JOB: Identify every line in the records below that contains the word "positivo", and reproduce each one.

======== PROVIDED INFORMATION

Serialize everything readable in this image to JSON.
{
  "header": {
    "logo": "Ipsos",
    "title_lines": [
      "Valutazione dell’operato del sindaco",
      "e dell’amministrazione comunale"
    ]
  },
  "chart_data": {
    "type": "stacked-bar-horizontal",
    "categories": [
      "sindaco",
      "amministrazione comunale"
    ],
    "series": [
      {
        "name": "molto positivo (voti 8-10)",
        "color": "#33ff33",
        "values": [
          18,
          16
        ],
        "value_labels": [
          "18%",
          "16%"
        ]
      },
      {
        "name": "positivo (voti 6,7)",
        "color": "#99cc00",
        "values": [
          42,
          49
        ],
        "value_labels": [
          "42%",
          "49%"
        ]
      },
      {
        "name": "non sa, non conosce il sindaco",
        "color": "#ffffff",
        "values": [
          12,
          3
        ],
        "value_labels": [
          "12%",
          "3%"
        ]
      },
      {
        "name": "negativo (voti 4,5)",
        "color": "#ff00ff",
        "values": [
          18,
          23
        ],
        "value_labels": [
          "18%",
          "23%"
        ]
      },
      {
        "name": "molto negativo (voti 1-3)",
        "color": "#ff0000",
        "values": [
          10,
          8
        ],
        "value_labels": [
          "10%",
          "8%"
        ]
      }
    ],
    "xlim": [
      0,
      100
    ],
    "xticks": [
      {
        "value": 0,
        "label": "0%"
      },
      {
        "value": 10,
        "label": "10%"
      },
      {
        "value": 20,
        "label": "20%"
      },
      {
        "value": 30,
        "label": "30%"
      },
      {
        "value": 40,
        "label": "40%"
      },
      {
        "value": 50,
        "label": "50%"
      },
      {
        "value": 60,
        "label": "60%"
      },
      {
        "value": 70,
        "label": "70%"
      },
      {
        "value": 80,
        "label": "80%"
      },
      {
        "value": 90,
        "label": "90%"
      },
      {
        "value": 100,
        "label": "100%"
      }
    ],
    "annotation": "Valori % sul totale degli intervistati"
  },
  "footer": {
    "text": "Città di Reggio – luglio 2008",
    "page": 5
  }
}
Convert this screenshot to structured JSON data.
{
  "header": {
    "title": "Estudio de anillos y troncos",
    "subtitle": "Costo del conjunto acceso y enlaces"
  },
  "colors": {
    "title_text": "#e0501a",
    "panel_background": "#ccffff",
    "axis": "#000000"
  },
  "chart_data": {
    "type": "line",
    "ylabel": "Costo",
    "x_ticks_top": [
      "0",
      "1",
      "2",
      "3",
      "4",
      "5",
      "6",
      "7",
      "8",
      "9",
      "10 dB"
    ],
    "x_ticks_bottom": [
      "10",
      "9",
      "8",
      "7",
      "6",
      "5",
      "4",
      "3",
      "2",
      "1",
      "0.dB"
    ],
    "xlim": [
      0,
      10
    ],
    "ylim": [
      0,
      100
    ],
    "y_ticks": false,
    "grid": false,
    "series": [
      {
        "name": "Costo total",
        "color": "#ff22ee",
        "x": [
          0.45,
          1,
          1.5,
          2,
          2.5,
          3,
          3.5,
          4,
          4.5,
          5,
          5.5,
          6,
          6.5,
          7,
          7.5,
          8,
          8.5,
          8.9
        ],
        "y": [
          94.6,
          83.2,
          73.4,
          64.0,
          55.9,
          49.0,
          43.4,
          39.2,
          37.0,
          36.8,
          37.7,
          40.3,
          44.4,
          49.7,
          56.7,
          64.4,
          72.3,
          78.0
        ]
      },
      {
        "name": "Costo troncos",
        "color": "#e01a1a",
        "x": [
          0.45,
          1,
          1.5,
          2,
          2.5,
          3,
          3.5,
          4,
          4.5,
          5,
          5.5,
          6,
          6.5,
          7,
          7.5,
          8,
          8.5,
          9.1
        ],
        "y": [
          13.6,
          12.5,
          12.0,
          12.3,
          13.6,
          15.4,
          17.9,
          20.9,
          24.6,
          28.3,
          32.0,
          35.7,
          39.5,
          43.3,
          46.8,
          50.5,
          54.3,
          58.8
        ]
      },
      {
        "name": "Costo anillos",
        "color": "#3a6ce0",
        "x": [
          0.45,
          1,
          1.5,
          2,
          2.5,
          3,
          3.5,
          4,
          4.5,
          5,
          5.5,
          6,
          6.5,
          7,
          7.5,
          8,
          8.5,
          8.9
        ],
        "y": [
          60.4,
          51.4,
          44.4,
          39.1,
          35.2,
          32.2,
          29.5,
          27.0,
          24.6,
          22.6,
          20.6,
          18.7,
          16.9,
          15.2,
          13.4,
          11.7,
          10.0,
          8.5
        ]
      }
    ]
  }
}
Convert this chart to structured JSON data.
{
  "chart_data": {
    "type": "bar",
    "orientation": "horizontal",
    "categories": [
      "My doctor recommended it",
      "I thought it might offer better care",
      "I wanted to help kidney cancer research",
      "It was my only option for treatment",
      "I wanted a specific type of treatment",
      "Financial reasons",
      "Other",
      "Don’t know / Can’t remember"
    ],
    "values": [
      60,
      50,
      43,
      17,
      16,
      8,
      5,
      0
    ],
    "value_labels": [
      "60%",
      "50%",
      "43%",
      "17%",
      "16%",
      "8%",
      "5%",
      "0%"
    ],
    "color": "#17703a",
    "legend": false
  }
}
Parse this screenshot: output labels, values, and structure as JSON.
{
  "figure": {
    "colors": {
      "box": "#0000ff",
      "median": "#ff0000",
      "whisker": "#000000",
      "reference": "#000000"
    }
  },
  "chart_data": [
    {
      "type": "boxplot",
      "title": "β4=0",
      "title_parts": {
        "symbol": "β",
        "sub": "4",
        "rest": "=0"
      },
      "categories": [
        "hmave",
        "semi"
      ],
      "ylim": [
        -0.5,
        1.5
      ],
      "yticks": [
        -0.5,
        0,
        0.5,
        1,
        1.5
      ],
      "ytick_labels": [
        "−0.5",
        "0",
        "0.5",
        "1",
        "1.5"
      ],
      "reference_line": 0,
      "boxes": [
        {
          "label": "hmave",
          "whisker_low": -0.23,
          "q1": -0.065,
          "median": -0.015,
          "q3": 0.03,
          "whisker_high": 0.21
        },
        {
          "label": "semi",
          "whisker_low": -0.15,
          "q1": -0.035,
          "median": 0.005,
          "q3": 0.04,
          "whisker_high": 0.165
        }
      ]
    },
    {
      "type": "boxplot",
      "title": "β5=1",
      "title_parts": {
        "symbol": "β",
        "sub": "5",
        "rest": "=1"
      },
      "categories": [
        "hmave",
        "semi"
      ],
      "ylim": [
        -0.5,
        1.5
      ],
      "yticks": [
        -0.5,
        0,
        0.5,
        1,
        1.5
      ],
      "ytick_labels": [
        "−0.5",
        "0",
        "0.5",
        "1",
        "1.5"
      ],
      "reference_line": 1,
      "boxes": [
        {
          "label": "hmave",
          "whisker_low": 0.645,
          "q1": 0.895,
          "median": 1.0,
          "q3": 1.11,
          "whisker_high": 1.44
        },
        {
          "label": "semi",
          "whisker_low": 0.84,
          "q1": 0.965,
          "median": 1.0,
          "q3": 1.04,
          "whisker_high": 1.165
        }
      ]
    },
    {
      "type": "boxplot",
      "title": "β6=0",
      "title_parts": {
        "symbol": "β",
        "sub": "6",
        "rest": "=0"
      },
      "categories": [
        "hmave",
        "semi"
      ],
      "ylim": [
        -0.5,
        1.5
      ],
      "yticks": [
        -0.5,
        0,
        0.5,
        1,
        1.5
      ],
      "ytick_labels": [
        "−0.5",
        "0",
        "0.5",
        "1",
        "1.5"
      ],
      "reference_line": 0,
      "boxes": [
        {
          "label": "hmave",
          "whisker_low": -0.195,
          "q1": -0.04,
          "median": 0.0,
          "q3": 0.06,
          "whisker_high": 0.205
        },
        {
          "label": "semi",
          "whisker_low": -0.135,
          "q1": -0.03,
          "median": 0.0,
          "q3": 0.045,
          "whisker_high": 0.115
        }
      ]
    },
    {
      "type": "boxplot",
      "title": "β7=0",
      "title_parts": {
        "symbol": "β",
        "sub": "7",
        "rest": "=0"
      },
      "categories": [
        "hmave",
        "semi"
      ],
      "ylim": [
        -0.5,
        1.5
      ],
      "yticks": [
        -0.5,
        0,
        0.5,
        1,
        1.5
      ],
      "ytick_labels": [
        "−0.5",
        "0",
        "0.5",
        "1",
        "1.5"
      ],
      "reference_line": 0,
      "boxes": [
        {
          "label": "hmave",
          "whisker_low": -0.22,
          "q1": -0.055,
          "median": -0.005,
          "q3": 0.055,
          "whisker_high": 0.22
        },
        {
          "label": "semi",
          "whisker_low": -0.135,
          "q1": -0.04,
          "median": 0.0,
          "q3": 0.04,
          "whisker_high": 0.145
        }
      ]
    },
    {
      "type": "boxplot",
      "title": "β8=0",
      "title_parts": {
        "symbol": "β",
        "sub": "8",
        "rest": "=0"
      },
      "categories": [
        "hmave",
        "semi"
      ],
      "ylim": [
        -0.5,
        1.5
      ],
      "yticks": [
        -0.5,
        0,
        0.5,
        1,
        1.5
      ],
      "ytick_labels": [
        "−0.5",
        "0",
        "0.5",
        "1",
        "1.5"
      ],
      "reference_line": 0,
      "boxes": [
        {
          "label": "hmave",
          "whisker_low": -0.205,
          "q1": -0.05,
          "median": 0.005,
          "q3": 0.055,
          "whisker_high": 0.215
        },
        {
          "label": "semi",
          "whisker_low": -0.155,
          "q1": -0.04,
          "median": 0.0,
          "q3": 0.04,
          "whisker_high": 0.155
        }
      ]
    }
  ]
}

================

REPLY:
        "name": "molto positivo (voti 8-10)",
        "name": "positivo (voti 6,7)",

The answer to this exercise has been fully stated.